◆ Task description:
Without the pictures, write out all the lines below exactly as they appear.

◆ Record excerpts:
____
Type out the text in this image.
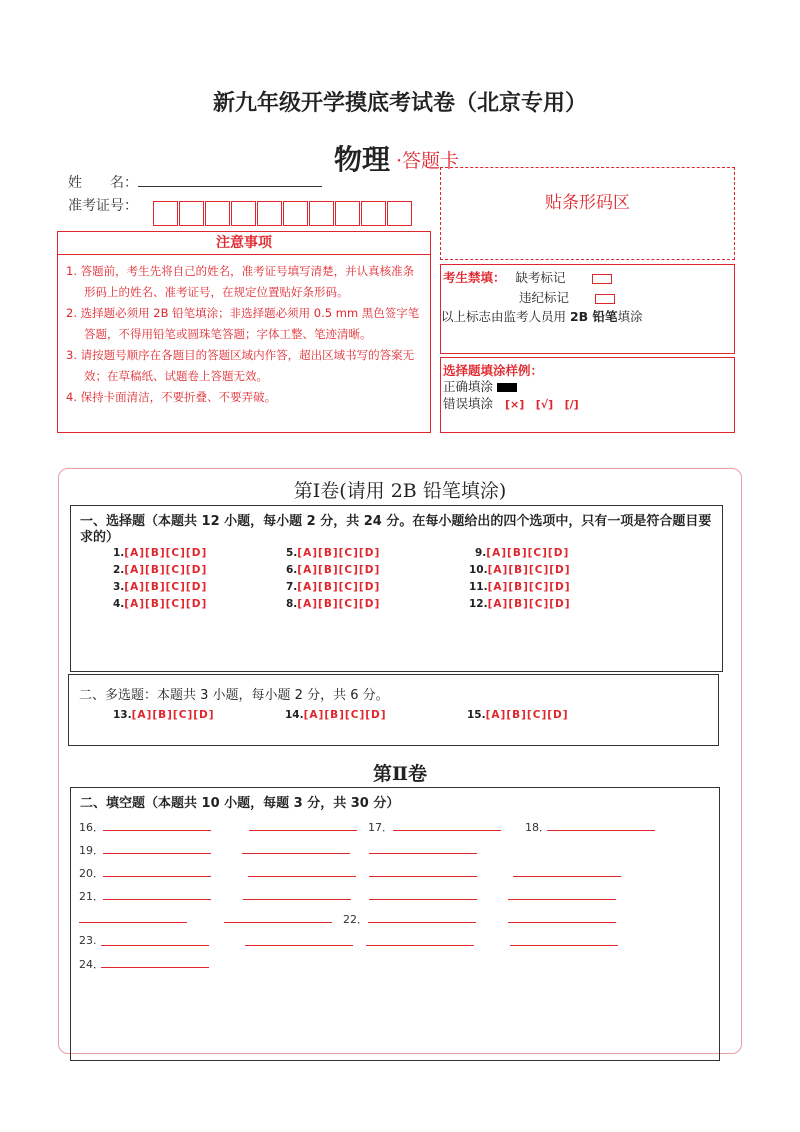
新九年级开学摸底考试卷（北京专用）
物理 ·答题卡
姓　　名：
准考证号：	贴条形码区
注意事项
1. 答题前，考生先将自己的姓名，准考证号填写清楚，并认真核准条形码上的姓名、准考证号，在规定位置贴好条形码。
2. 选择题必须用 2B 铅笔填涂；非选择题必须用 0.5 mm 黑色签字笔答题，不得用铅笔或圆珠笔答题；字体工整、笔迹清晰。
3. 请按题号顺序在各题目的答题区域内作答，超出区域书写的答案无效；在草稿纸、试题卷上答题无效。
4. 保持卡面清洁，不要折叠、不要弄破。
考生禁填： 缺考标记
违纪标记
以上标志由监考人员用 2B 铅笔填涂
选择题填涂样例：
正确填涂
错误填涂 [×]   [√]   [/]
第Ⅰ卷(请用 2B 铅笔填涂)
一、选择题（本题共 12 小题，每小题 2 分，共 24 分。在每小题给出的四个选项中，只有一项是符合题目要求的）
1.[A][B][C][D]
2.[A][B][C][D]
3.[A][B][C][D]
4.[A][B][C][D]
5.[A][B][C][D]
6.[A][B][C][D]
7.[A][B][C][D]
8.[A][B][C][D]
9.[A][B][C][D]
10.[A][B][C][D]
11.[A][B][C][D]
12.[A][B][C][D]
二、多选题：本题共 3 小题，每小题 2 分，共 6 分。
13.[A][B][C][D]	14.[A][B][C][D]	15.[A][B][C][D]
第Ⅱ卷
二、填空题（本题共 10 小题，每题 3 分，共 30 分）
16．	17．	18．
19．
20．
21．
22．
23.
24．
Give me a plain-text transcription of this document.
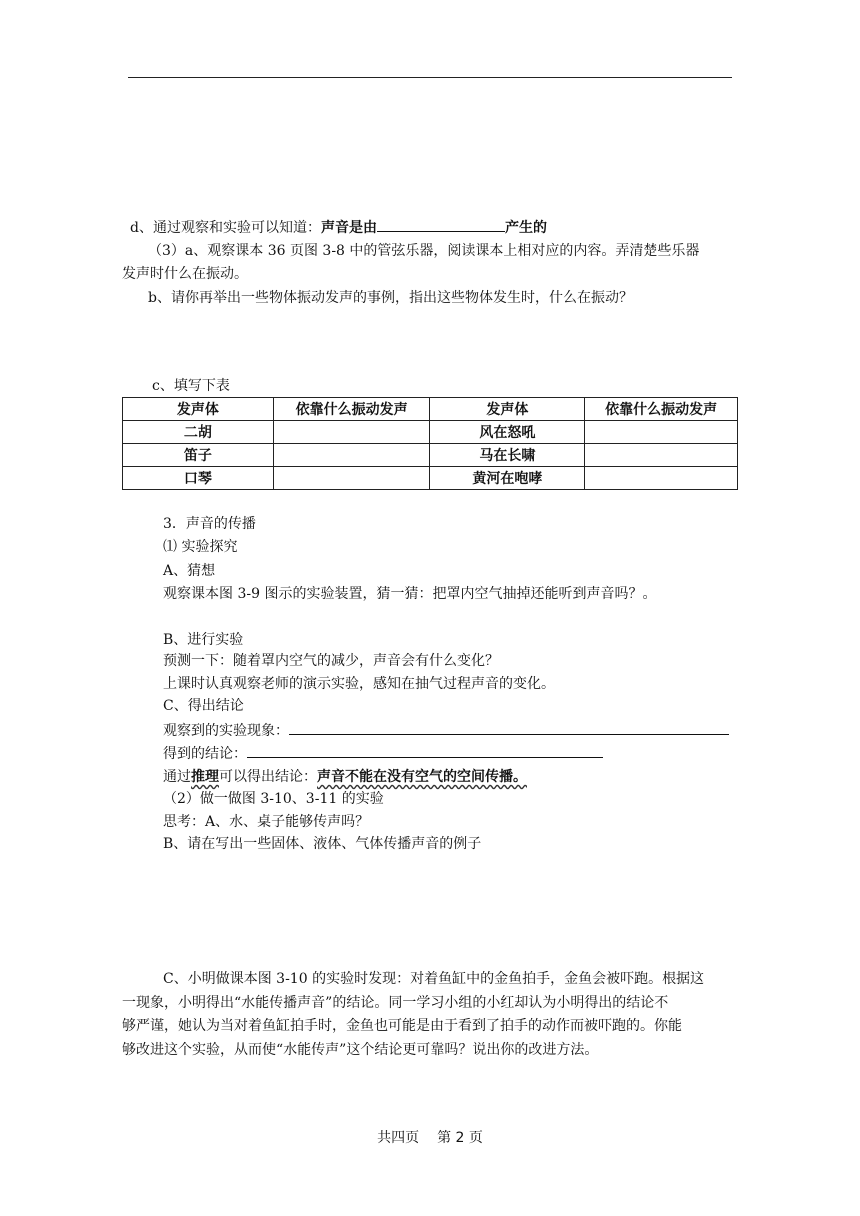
d、通过观察和实验可以知道：声音是由	产生的
（3）a、观察课本 36 页图 3-8 中的管弦乐器，阅读课本上相对应的内容。弄清楚些乐器
发声时什么在振动。
b、请你再举出一些物体振动发声的事例，指出这些物体发生时，什么在振动？
c、填写下表
发声体	依靠什么振动发声	发声体	依靠什么振动发声
二胡		风在怒吼	
笛子		马在长啸	
口琴		黄河在咆哮	
3．声音的传播
⑴ 实验探究
A、猜想
观察课本图 3-9 图示的实验装置，猜一猜：把罩内空气抽掉还能听到声音吗？。
B、进行实验
预测一下：随着罩内空气的减少，声音会有什么变化？
上课时认真观察老师的演示实验，感知在抽气过程声音的变化。
C、得出结论
观察到的实验现象：
得到的结论：
通过推理可以得出结论：声音不能在没有空气的空间传播。
（2）做一做图 3-10、3-11 的实验
思考：A、水、桌子能够传声吗？
B、请在写出一些固体、液体、气体传播声音的例子
C、小明做课本图 3-10 的实验时发现：对着鱼缸中的金鱼拍手，金鱼会被吓跑。根据这
一现象，小明得出“水能传播声音”的结论。同一学习小组的小红却认为小明得出的结论不
够严谨，她认为当对着鱼缸拍手时，金鱼也可能是由于看到了拍手的动作而被吓跑的。你能
够改进这个实验，从而使“水能传声”这个结论更可靠吗？说出你的改进方法。
共四页 第 2 页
____
◆ Solved exercise:
Type out the text in this image.
新九年级开学摸底考试卷（北京专用）
物理 ·答题卡
姓　　名：
准考证号：	贴条形码区
注意事项
1. 答题前，考生先将自己的姓名，准考证号填写清楚，并认真核准条形码上的姓名、准考证号，在规定位置贴好条形码。
2. 选择题必须用 2B 铅笔填涂；非选择题必须用 0.5 mm 黑色签字笔答题，不得用铅笔或圆珠笔答题；字体工整、笔迹清晰。
3. 请按题号顺序在各题目的答题区域内作答，超出区域书写的答案无效；在草稿纸、试题卷上答题无效。
4. 保持卡面清洁，不要折叠、不要弄破。
考生禁填： 缺考标记
违纪标记
以上标志由监考人员用 2B 铅笔填涂
选择题填涂样例：
正确填涂
错误填涂 [×]   [√]   [/]
第Ⅰ卷(请用 2B 铅笔填涂)
一、选择题（本题共 12 小题，每小题 2 分，共 24 分。在每小题给出的四个选项中，只有一项是符合题目要求的）
1.[A][B][C][D]
2.[A][B][C][D]
3.[A][B][C][D]
4.[A][B][C][D]
5.[A][B][C][D]
6.[A][B][C][D]
7.[A][B][C][D]
8.[A][B][C][D]
9.[A][B][C][D]
10.[A][B][C][D]
11.[A][B][C][D]
12.[A][B][C][D]
二、多选题：本题共 3 小题，每小题 2 分，共 6 分。
13.[A][B][C][D]	14.[A][B][C][D]	15.[A][B][C][D]
第Ⅱ卷
二、填空题（本题共 10 小题，每题 3 分，共 30 分）
16．	17．	18．
19．
20．
21．
22．
23.
24．
Give me a plain-text transcription of this document.
d、通过观察和实验可以知道：声音是由	产生的
（3）a、观察课本 36 页图 3-8 中的管弦乐器，阅读课本上相对应的内容。弄清楚些乐器
发声时什么在振动。
b、请你再举出一些物体振动发声的事例，指出这些物体发生时，什么在振动？
c、填写下表
发声体	依靠什么振动发声	发声体	依靠什么振动发声
二胡		风在怒吼	
笛子		马在长啸	
口琴		黄河在咆哮	
3．声音的传播
⑴ 实验探究
A、猜想
观察课本图 3-9 图示的实验装置，猜一猜：把罩内空气抽掉还能听到声音吗？。
B、进行实验
预测一下：随着罩内空气的减少，声音会有什么变化？
上课时认真观察老师的演示实验，感知在抽气过程声音的变化。
C、得出结论
观察到的实验现象：
得到的结论：
通过推理可以得出结论：声音不能在没有空气的空间传播。
（2）做一做图 3-10、3-11 的实验
思考：A、水、桌子能够传声吗？
B、请在写出一些固体、液体、气体传播声音的例子
C、小明做课本图 3-10 的实验时发现：对着鱼缸中的金鱼拍手，金鱼会被吓跑。根据这
一现象，小明得出“水能传播声音”的结论。同一学习小组的小红却认为小明得出的结论不
够严谨，她认为当对着鱼缸拍手时，金鱼也可能是由于看到了拍手的动作而被吓跑的。你能
够改进这个实验，从而使“水能传声”这个结论更可靠吗？说出你的改进方法。
共四页 第 2 页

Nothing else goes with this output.